» Given request
Extract every line of the material below and reproduce it faithfully.

[Rows from a dataset]
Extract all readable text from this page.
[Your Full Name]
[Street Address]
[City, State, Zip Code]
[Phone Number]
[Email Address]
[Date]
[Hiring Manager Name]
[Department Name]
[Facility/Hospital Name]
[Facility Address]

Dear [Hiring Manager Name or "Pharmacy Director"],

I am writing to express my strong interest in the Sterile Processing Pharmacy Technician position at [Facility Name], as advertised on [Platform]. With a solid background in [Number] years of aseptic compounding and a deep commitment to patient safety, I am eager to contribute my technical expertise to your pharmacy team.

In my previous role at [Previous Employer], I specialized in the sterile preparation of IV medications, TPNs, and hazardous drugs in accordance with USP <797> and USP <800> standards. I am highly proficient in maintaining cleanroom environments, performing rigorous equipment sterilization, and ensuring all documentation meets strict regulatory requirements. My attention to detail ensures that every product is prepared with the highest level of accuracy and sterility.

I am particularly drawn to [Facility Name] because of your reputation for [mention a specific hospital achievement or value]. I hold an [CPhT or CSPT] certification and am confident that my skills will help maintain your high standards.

» Completed exercise
Extract all readable text from this page.
[Your Full Name]
[Street Address]
[City, State, Zip Code]
[Phone Number]
[Email Address]
[Date]
[Hiring Manager Name]
[Department Name]
[Facility/Hospital Name]
[Facility Address]

Dear [Hiring Manager Name or "Pharmacy Director"],

I am writing to express my strong interest in the Sterile Processing Pharmacy Technician position at [Facility Name], as advertised on [Platform]. With a solid background in [Number] years of aseptic compounding and a deep commitment to patient safety, I am eager to contribute my technical expertise to your pharmacy team.

In my previous role at [Previous Employer], I specialized in the sterile preparation of IV medications, TPNs, and hazardous drugs in accordance with USP <797> and USP <800> standards. I am highly proficient in maintaining cleanroom environments, performing rigorous equipment sterilization, and ensuring all documentation meets strict regulatory requirements. My attention to detail ensures that every product is prepared with the highest level of accuracy and sterility.

I am particularly drawn to [Facility Name] because of your reputation for [mention a specific hospital achievement or value]. I hold an [CPhT or CSPT] certification and am confident that my skills will help maintain your high standards.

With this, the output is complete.